═══ Data provided

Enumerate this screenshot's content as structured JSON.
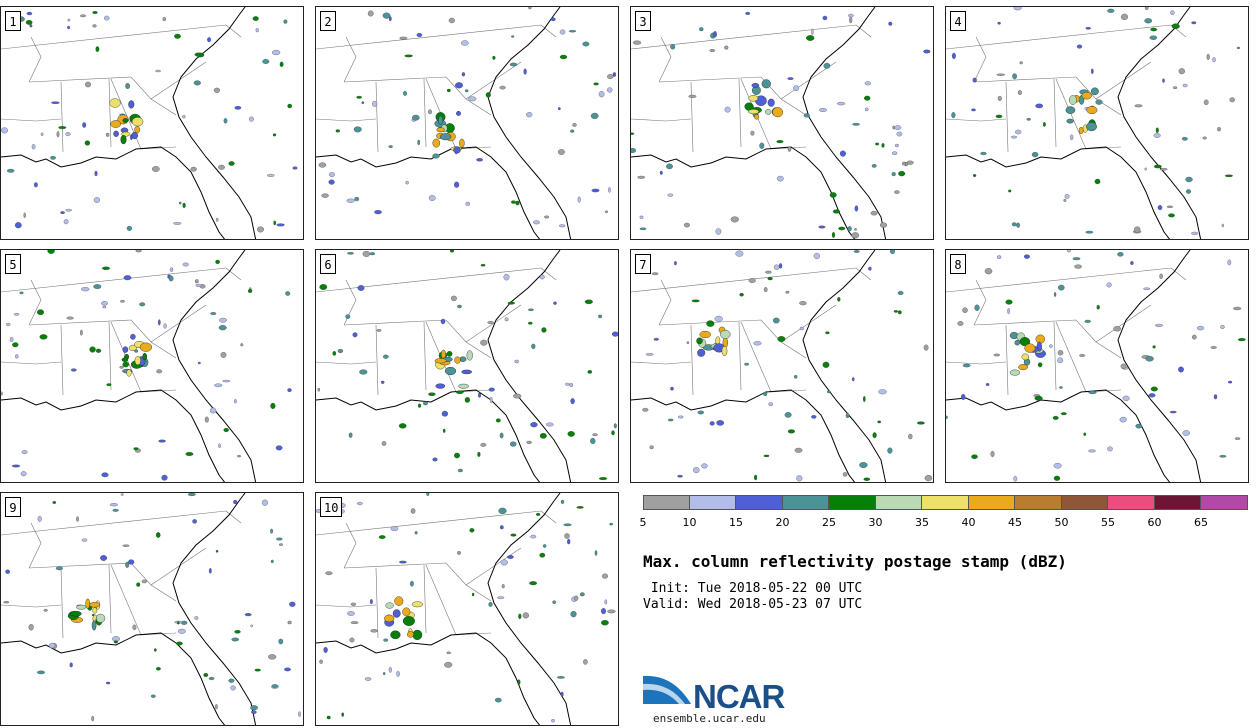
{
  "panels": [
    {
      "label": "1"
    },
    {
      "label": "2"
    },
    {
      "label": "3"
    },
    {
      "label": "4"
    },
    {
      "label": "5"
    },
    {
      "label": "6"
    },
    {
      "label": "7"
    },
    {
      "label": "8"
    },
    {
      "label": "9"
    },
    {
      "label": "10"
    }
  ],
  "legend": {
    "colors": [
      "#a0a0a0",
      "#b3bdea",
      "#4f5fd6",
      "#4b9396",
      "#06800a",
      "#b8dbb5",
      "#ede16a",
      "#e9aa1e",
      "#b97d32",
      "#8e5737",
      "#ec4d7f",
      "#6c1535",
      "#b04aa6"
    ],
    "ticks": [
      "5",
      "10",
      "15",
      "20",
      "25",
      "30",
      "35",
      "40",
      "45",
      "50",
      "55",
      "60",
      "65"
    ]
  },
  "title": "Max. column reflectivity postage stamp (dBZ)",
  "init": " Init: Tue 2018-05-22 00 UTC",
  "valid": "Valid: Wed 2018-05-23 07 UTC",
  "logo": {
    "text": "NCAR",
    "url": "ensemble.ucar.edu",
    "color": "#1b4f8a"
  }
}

══════

* Stated exercise
All the records need to be repeated exactly, with the images dropped.

* Answer to the exercise
Enumerate this screenshot's content as structured JSON.
{
  "panels": [
    {
      "label": "1"
    },
    {
      "label": "2"
    },
    {
      "label": "3"
    },
    {
      "label": "4"
    },
    {
      "label": "5"
    },
    {
      "label": "6"
    },
    {
      "label": "7"
    },
    {
      "label": "8"
    },
    {
      "label": "9"
    },
    {
      "label": "10"
    }
  ],
  "legend": {
    "colors": [
      "#a0a0a0",
      "#b3bdea",
      "#4f5fd6",
      "#4b9396",
      "#06800a",
      "#b8dbb5",
      "#ede16a",
      "#e9aa1e",
      "#b97d32",
      "#8e5737",
      "#ec4d7f",
      "#6c1535",
      "#b04aa6"
    ],
    "ticks": [
      "5",
      "10",
      "15",
      "20",
      "25",
      "30",
      "35",
      "40",
      "45",
      "50",
      "55",
      "60",
      "65"
    ]
  },
  "title": "Max. column reflectivity postage stamp (dBZ)",
  "init": " Init: Tue 2018-05-22 00 UTC",
  "valid": "Valid: Wed 2018-05-23 07 UTC",
  "logo": {
    "text": "NCAR",
    "url": "ensemble.ucar.edu",
    "color": "#1b4f8a"
  }
}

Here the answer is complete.